===== Dataset extract
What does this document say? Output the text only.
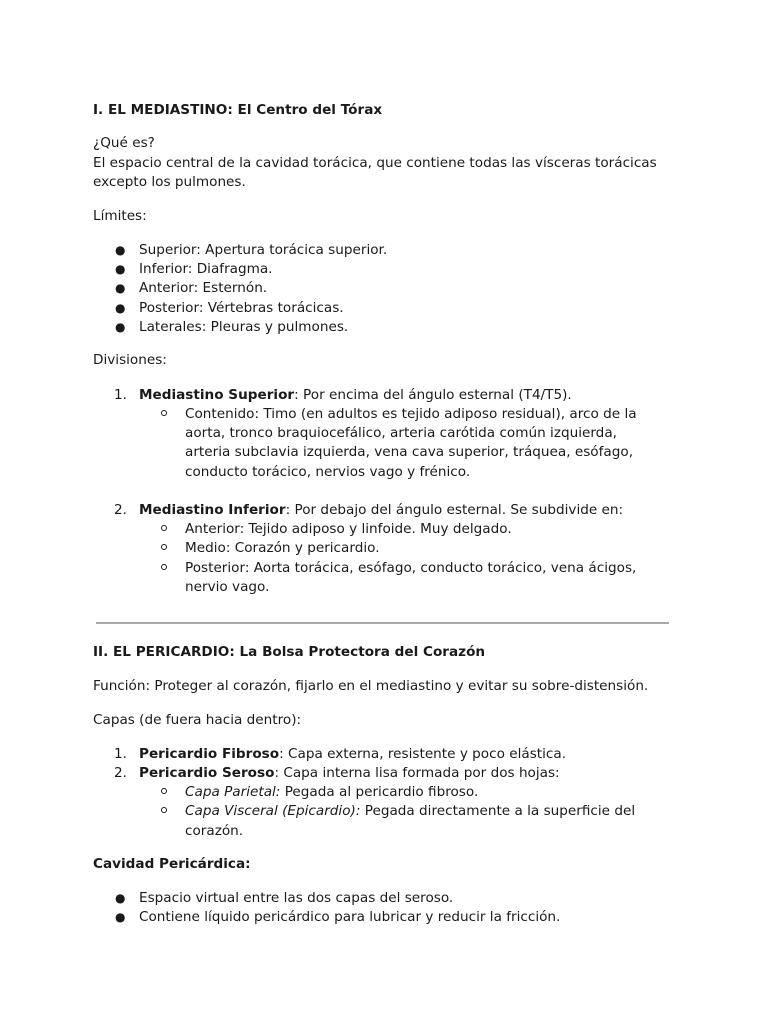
I. EL MEDIASTINO: El Centro del Tórax

¿Qué es?

El espacio central de la cavidad torácica, que contiene todas las vísceras torácicas

excepto los pulmones.

Límites:

● Superior: Apertura torácica superior.

● Inferior: Diafragma.

● Anterior: Esternón.

● Posterior: Vértebras torácicas.

● Laterales: Pleuras y pulmones.

Divisiones:

1. Mediastino Superior: Por encima del ángulo esternal (T4/T5).

Contenido: Timo (en adultos es tejido adiposo residual), arco de la

aorta, tronco braquiocefálico, arteria carótida común izquierda,

arteria subclavia izquierda, vena cava superior, tráquea, esófago,

conducto torácico, nervios vago y frénico.

2. Mediastino Inferior: Por debajo del ángulo esternal. Se subdivide en:

Anterior: Tejido adiposo y linfoide. Muy delgado.

Medio: Corazón y pericardio.

Posterior: Aorta torácica, esófago, conducto torácico, vena ácigos,

nervio vago.

II. EL PERICARDIO: La Bolsa Protectora del Corazón

Función: Proteger al corazón, fijarlo en el mediastino y evitar su sobre-distensión.

Capas (de fuera hacia dentro):

1. Pericardio Fibroso: Capa externa, resistente y poco elástica.

2. Pericardio Seroso: Capa interna lisa formada por dos hojas:

Capa Parietal: Pegada al pericardio fibroso.

Capa Visceral (Epicardio): Pegada directamente a la superficie del

corazón.

Cavidad Pericárdica:

● Espacio virtual entre las dos capas del seroso.

● Contiene líquido pericárdico para lubricar y reducir la fricción.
==========
● **Goal**
Do not include the images; transcribe the rest of the listing exactly.

● **Problem solution**
What does this document say? Output the text only.
I. EL MEDIASTINO: El Centro del Tórax

¿Qué es?

El espacio central de la cavidad torácica, que contiene todas las vísceras torácicas

excepto los pulmones.

Límites:

● Superior: Apertura torácica superior.

● Inferior: Diafragma.

● Anterior: Esternón.

● Posterior: Vértebras torácicas.

● Laterales: Pleuras y pulmones.

Divisiones:

1. Mediastino Superior: Por encima del ángulo esternal (T4/T5).

Contenido: Timo (en adultos es tejido adiposo residual), arco de la

aorta, tronco braquiocefálico, arteria carótida común izquierda,

arteria subclavia izquierda, vena cava superior, tráquea, esófago,

conducto torácico, nervios vago y frénico.

2. Mediastino Inferior: Por debajo del ángulo esternal. Se subdivide en:

Anterior: Tejido adiposo y linfoide. Muy delgado.

Medio: Corazón y pericardio.

Posterior: Aorta torácica, esófago, conducto torácico, vena ácigos,

nervio vago.

II. EL PERICARDIO: La Bolsa Protectora del Corazón

Función: Proteger al corazón, fijarlo en el mediastino y evitar su sobre-distensión.

Capas (de fuera hacia dentro):

1. Pericardio Fibroso: Capa externa, resistente y poco elástica.

2. Pericardio Seroso: Capa interna lisa formada por dos hojas:

Capa Parietal: Pegada al pericardio fibroso.

Capa Visceral (Epicardio): Pegada directamente a la superficie del

corazón.

Cavidad Pericárdica:

● Espacio virtual entre las dos capas del seroso.

● Contiene líquido pericárdico para lubricar y reducir la fricción.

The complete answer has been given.